START Data lines

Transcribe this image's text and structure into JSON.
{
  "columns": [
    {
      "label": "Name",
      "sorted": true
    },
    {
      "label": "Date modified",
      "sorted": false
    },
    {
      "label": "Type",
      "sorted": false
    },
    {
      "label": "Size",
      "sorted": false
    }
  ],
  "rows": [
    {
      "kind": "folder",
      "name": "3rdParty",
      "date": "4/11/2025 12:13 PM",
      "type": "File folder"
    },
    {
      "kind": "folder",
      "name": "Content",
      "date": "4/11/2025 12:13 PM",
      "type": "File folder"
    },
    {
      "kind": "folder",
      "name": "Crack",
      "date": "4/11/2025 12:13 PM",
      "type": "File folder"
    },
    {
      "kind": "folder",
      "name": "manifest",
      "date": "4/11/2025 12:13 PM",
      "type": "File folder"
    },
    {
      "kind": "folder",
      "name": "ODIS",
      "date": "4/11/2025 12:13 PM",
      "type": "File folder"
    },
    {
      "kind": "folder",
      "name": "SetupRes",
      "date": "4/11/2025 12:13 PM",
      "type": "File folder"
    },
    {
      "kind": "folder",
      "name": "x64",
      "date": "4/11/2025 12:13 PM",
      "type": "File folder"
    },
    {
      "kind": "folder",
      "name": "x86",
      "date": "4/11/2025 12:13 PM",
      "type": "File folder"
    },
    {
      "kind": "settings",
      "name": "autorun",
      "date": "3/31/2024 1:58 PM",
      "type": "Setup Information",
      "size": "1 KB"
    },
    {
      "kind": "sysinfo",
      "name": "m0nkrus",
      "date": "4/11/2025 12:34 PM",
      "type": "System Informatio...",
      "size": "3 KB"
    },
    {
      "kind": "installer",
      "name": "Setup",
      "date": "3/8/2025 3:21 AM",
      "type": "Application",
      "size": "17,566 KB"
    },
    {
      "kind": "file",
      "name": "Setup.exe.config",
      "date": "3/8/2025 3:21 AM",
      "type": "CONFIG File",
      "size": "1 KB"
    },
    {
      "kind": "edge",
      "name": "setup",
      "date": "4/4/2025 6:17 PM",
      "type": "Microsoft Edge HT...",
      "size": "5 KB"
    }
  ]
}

END Data lines

Reproduce all of the records exactly.

Transcribe this image's text and structure into JSON.
{
  "columns": [
    {
      "label": "Name",
      "sorted": true
    },
    {
      "label": "Date modified",
      "sorted": false
    },
    {
      "label": "Type",
      "sorted": false
    },
    {
      "label": "Size",
      "sorted": false
    }
  ],
  "rows": [
    {
      "kind": "folder",
      "name": "3rdParty",
      "date": "4/11/2025 12:13 PM",
      "type": "File folder"
    },
    {
      "kind": "folder",
      "name": "Content",
      "date": "4/11/2025 12:13 PM",
      "type": "File folder"
    },
    {
      "kind": "folder",
      "name": "Crack",
      "date": "4/11/2025 12:13 PM",
      "type": "File folder"
    },
    {
      "kind": "folder",
      "name": "manifest",
      "date": "4/11/2025 12:13 PM",
      "type": "File folder"
    },
    {
      "kind": "folder",
      "name": "ODIS",
      "date": "4/11/2025 12:13 PM",
      "type": "File folder"
    },
    {
      "kind": "folder",
      "name": "SetupRes",
      "date": "4/11/2025 12:13 PM",
      "type": "File folder"
    },
    {
      "kind": "folder",
      "name": "x64",
      "date": "4/11/2025 12:13 PM",
      "type": "File folder"
    },
    {
      "kind": "folder",
      "name": "x86",
      "date": "4/11/2025 12:13 PM",
      "type": "File folder"
    },
    {
      "kind": "settings",
      "name": "autorun",
      "date": "3/31/2024 1:58 PM",
      "type": "Setup Information",
      "size": "1 KB"
    },
    {
      "kind": "sysinfo",
      "name": "m0nkrus",
      "date": "4/11/2025 12:34 PM",
      "type": "System Informatio...",
      "size": "3 KB"
    },
    {
      "kind": "installer",
      "name": "Setup",
      "date": "3/8/2025 3:21 AM",
      "type": "Application",
      "size": "17,566 KB"
    },
    {
      "kind": "file",
      "name": "Setup.exe.config",
      "date": "3/8/2025 3:21 AM",
      "type": "CONFIG File",
      "size": "1 KB"
    },
    {
      "kind": "edge",
      "name": "setup",
      "date": "4/4/2025 6:17 PM",
      "type": "Microsoft Edge HT...",
      "size": "5 KB"
    }
  ]
}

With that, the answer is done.